** Start of DATASET RECORDS **

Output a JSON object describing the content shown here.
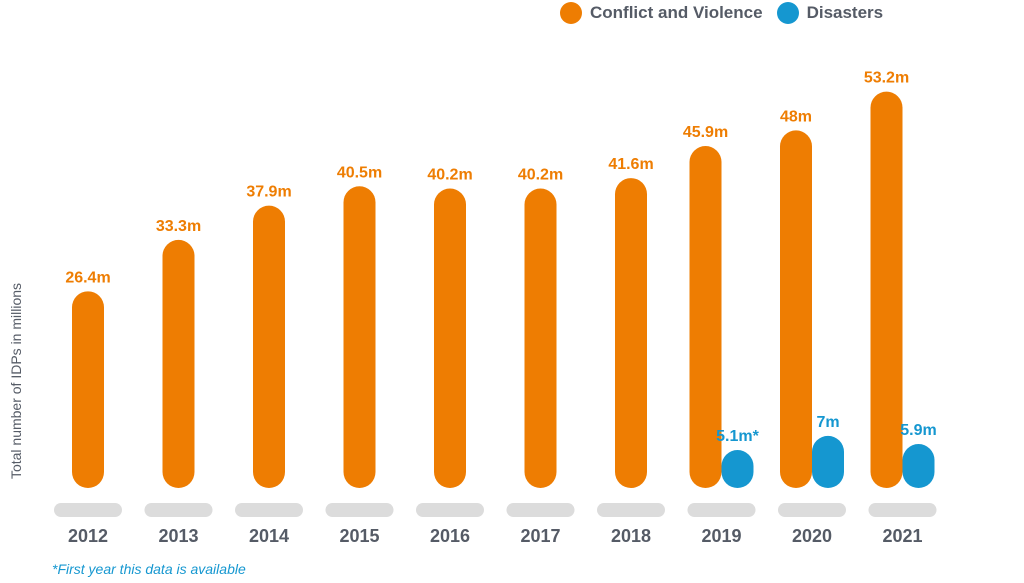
{
  "legend": [
    {
      "label": "Conflict and Violence",
      "color": "#ee7d02"
    },
    {
      "label": "Disasters",
      "color": "#1597d0"
    }
  ],
  "footnote": "*First year this data is available",
  "chart_data": {
    "type": "bar",
    "title": "",
    "xlabel": "",
    "ylabel": "Total number of IDPs in millions",
    "categories": [
      "2012",
      "2013",
      "2014",
      "2015",
      "2016",
      "2017",
      "2018",
      "2019",
      "2020",
      "2021"
    ],
    "ylim": [
      0,
      55
    ],
    "grid": false,
    "legend_position": "top-right",
    "series": [
      {
        "name": "Conflict and Violence",
        "color": "#ee7d02",
        "values": [
          26.4,
          33.3,
          37.9,
          40.5,
          40.2,
          40.2,
          41.6,
          45.9,
          48,
          53.2
        ],
        "labels": [
          "26.4m",
          "33.3m",
          "37.9m",
          "40.5m",
          "40.2m",
          "40.2m",
          "41.6m",
          "45.9m",
          "48m",
          "53.2m"
        ]
      },
      {
        "name": "Disasters",
        "color": "#1597d0",
        "values": [
          null,
          null,
          null,
          null,
          null,
          null,
          null,
          5.1,
          7,
          5.9
        ],
        "labels": [
          null,
          null,
          null,
          null,
          null,
          null,
          null,
          "5.1m*",
          "7m",
          "5.9m"
        ]
      }
    ]
  }
}
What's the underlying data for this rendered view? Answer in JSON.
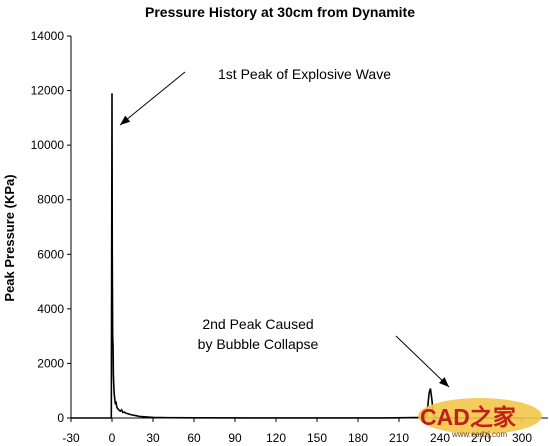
{
  "chart_data": {
    "type": "line",
    "title": "Pressure History at 30cm from Dynamite",
    "xlabel": "",
    "ylabel": "Peak Pressure (KPa)",
    "xlim": [
      -30,
      300
    ],
    "ylim": [
      0,
      14000
    ],
    "xticks": [
      -30,
      0,
      30,
      60,
      90,
      120,
      150,
      180,
      210,
      240,
      270,
      300
    ],
    "yticks": [
      0,
      2000,
      4000,
      6000,
      8000,
      10000,
      12000,
      14000
    ],
    "grid": false,
    "series": [
      {
        "x": [
          -30,
          -1,
          -0.5,
          0,
          0.1,
          0.2,
          0.5,
          0.8,
          1,
          1.3,
          1.6,
          2,
          2.5,
          3,
          3.5,
          4,
          5,
          6,
          7,
          8,
          9,
          10,
          12,
          14,
          16,
          18,
          20,
          25,
          30,
          40,
          60,
          100,
          150,
          200,
          230,
          231,
          232,
          233,
          234,
          235,
          236,
          240,
          280,
          300
        ],
        "y": [
          0,
          0,
          0,
          11900,
          9000,
          6000,
          3000,
          2600,
          1600,
          1200,
          900,
          700,
          500,
          600,
          400,
          350,
          300,
          250,
          300,
          200,
          220,
          180,
          150,
          120,
          100,
          80,
          60,
          40,
          20,
          10,
          5,
          2,
          1,
          1,
          20,
          400,
          900,
          1080,
          700,
          200,
          20,
          0,
          0,
          0
        ]
      }
    ],
    "annotations": [
      {
        "text": "1st Peak of Explosive Wave",
        "x": 0.3,
        "y": 11600
      },
      {
        "text_lines": [
          "2nd Peak Caused",
          "by Bubble Collapse"
        ],
        "x": 233,
        "y": 1080
      }
    ]
  },
  "watermark": {
    "text": "CAD之家",
    "url": "www.cadzj.com"
  }
}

** End of DATASET RECORDS **

(INSTRUCTION): Find every line with "title" in the listing and state how many there are, nothing else.

(SOLUTION TO THIS PROBLEM): 2